Challenge: Each entry below must be repeated word for word.

--- BEGIN Records ---

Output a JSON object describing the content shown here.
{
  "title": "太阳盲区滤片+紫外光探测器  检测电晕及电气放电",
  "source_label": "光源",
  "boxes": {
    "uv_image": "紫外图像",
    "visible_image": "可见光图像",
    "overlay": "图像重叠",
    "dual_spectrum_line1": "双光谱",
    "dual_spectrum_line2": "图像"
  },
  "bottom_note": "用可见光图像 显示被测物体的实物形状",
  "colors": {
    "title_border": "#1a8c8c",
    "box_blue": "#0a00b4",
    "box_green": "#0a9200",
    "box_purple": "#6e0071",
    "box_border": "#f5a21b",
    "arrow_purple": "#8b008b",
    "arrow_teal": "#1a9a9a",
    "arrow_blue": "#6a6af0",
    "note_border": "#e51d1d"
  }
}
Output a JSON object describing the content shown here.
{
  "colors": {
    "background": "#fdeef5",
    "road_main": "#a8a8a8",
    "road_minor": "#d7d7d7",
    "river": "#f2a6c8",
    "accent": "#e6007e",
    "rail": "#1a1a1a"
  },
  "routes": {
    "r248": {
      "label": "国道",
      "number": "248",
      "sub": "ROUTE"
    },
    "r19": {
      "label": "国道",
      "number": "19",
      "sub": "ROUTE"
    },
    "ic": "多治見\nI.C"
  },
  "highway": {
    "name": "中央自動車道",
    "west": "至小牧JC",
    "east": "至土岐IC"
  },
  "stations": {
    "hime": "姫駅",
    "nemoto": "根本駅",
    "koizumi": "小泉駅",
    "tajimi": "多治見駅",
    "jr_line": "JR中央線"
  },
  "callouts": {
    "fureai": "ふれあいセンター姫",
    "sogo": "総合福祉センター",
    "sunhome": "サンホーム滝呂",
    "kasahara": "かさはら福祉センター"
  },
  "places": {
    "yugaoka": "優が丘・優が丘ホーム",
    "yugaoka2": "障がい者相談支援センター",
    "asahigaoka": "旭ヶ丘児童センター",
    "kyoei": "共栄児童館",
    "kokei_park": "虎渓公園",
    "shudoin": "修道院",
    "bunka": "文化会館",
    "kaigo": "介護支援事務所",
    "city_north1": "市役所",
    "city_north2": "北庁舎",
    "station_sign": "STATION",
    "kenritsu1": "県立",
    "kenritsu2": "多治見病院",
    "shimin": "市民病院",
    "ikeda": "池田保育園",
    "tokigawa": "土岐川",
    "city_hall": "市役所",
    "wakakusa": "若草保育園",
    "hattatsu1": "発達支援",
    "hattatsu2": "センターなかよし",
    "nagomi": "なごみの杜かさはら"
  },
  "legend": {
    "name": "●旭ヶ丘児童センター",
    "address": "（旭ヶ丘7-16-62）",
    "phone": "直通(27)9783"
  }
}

--- END Records ---

Finished exercise:
Output a JSON object describing the content shown here.
{
  "title": "太阳盲区滤片+紫外光探测器  检测电晕及电气放电",
  "source_label": "光源",
  "boxes": {
    "uv_image": "紫外图像",
    "visible_image": "可见光图像",
    "overlay": "图像重叠",
    "dual_spectrum_line1": "双光谱",
    "dual_spectrum_line2": "图像"
  },
  "bottom_note": "用可见光图像 显示被测物体的实物形状",
  "colors": {
    "title_border": "#1a8c8c",
    "box_blue": "#0a00b4",
    "box_green": "#0a9200",
    "box_purple": "#6e0071",
    "box_border": "#f5a21b",
    "arrow_purple": "#8b008b",
    "arrow_teal": "#1a9a9a",
    "arrow_blue": "#6a6af0",
    "note_border": "#e51d1d"
  }
}
Output a JSON object describing the content shown here.
{
  "colors": {
    "background": "#fdeef5",
    "road_main": "#a8a8a8",
    "road_minor": "#d7d7d7",
    "river": "#f2a6c8",
    "accent": "#e6007e",
    "rail": "#1a1a1a"
  },
  "routes": {
    "r248": {
      "label": "国道",
      "number": "248",
      "sub": "ROUTE"
    },
    "r19": {
      "label": "国道",
      "number": "19",
      "sub": "ROUTE"
    },
    "ic": "多治見\nI.C"
  },
  "highway": {
    "name": "中央自動車道",
    "west": "至小牧JC",
    "east": "至土岐IC"
  },
  "stations": {
    "hime": "姫駅",
    "nemoto": "根本駅",
    "koizumi": "小泉駅",
    "tajimi": "多治見駅",
    "jr_line": "JR中央線"
  },
  "callouts": {
    "fureai": "ふれあいセンター姫",
    "sogo": "総合福祉センター",
    "sunhome": "サンホーム滝呂",
    "kasahara": "かさはら福祉センター"
  },
  "places": {
    "yugaoka": "優が丘・優が丘ホーム",
    "yugaoka2": "障がい者相談支援センター",
    "asahigaoka": "旭ヶ丘児童センター",
    "kyoei": "共栄児童館",
    "kokei_park": "虎渓公園",
    "shudoin": "修道院",
    "bunka": "文化会館",
    "kaigo": "介護支援事務所",
    "city_north1": "市役所",
    "city_north2": "北庁舎",
    "station_sign": "STATION",
    "kenritsu1": "県立",
    "kenritsu2": "多治見病院",
    "shimin": "市民病院",
    "ikeda": "池田保育園",
    "tokigawa": "土岐川",
    "city_hall": "市役所",
    "wakakusa": "若草保育園",
    "hattatsu1": "発達支援",
    "hattatsu2": "センターなかよし",
    "nagomi": "なごみの杜かさはら"
  },
  "legend": {
    "name": "●旭ヶ丘児童センター",
    "address": "（旭ヶ丘7-16-62）",
    "phone": "直通(27)9783"
  }
}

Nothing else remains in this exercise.